> _TASK STATEMENT_
Would you set down every entry shown below, precisely as written?

> _RECORD EXCERPTS_
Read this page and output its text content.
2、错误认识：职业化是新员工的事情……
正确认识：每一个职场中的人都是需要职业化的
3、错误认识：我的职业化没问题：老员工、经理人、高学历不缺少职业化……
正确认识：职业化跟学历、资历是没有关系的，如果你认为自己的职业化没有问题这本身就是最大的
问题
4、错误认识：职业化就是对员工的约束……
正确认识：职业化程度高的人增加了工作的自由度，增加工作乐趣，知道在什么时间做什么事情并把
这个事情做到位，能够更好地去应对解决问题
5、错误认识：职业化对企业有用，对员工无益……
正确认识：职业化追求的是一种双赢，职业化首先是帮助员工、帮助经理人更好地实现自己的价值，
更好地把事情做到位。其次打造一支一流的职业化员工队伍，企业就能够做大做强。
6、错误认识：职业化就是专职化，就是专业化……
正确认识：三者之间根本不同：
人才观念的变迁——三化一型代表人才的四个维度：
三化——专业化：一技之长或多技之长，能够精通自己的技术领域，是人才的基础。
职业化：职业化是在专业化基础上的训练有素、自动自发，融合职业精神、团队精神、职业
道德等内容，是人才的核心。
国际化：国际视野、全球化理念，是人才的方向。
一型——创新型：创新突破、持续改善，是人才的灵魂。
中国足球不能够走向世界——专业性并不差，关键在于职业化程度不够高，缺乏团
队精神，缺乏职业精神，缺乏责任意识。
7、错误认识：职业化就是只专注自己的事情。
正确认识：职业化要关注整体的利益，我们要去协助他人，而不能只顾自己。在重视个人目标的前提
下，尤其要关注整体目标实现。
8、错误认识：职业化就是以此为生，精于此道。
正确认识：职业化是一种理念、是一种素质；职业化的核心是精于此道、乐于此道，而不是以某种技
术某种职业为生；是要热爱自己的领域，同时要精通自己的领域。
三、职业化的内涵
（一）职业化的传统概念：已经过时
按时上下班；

> _OUTPUT FOR THIS EXERCISE_
Read this page and output its text content.
2、错误认识：职业化是新员工的事情……
正确认识：每一个职场中的人都是需要职业化的
3、错误认识：我的职业化没问题：老员工、经理人、高学历不缺少职业化……
正确认识：职业化跟学历、资历是没有关系的，如果你认为自己的职业化没有问题这本身就是最大的
问题
4、错误认识：职业化就是对员工的约束……
正确认识：职业化程度高的人增加了工作的自由度，增加工作乐趣，知道在什么时间做什么事情并把
这个事情做到位，能够更好地去应对解决问题
5、错误认识：职业化对企业有用，对员工无益……
正确认识：职业化追求的是一种双赢，职业化首先是帮助员工、帮助经理人更好地实现自己的价值，
更好地把事情做到位。其次打造一支一流的职业化员工队伍，企业就能够做大做强。
6、错误认识：职业化就是专职化，就是专业化……
正确认识：三者之间根本不同：
人才观念的变迁——三化一型代表人才的四个维度：
三化——专业化：一技之长或多技之长，能够精通自己的技术领域，是人才的基础。
职业化：职业化是在专业化基础上的训练有素、自动自发，融合职业精神、团队精神、职业
道德等内容，是人才的核心。
国际化：国际视野、全球化理念，是人才的方向。
一型——创新型：创新突破、持续改善，是人才的灵魂。
中国足球不能够走向世界——专业性并不差，关键在于职业化程度不够高，缺乏团
队精神，缺乏职业精神，缺乏责任意识。
7、错误认识：职业化就是只专注自己的事情。
正确认识：职业化要关注整体的利益，我们要去协助他人，而不能只顾自己。在重视个人目标的前提
下，尤其要关注整体目标实现。
8、错误认识：职业化就是以此为生，精于此道。
正确认识：职业化是一种理念、是一种素质；职业化的核心是精于此道、乐于此道，而不是以某种技
术某种职业为生；是要热爱自己的领域，同时要精通自己的领域。
三、职业化的内涵
（一）职业化的传统概念：已经过时
按时上下班；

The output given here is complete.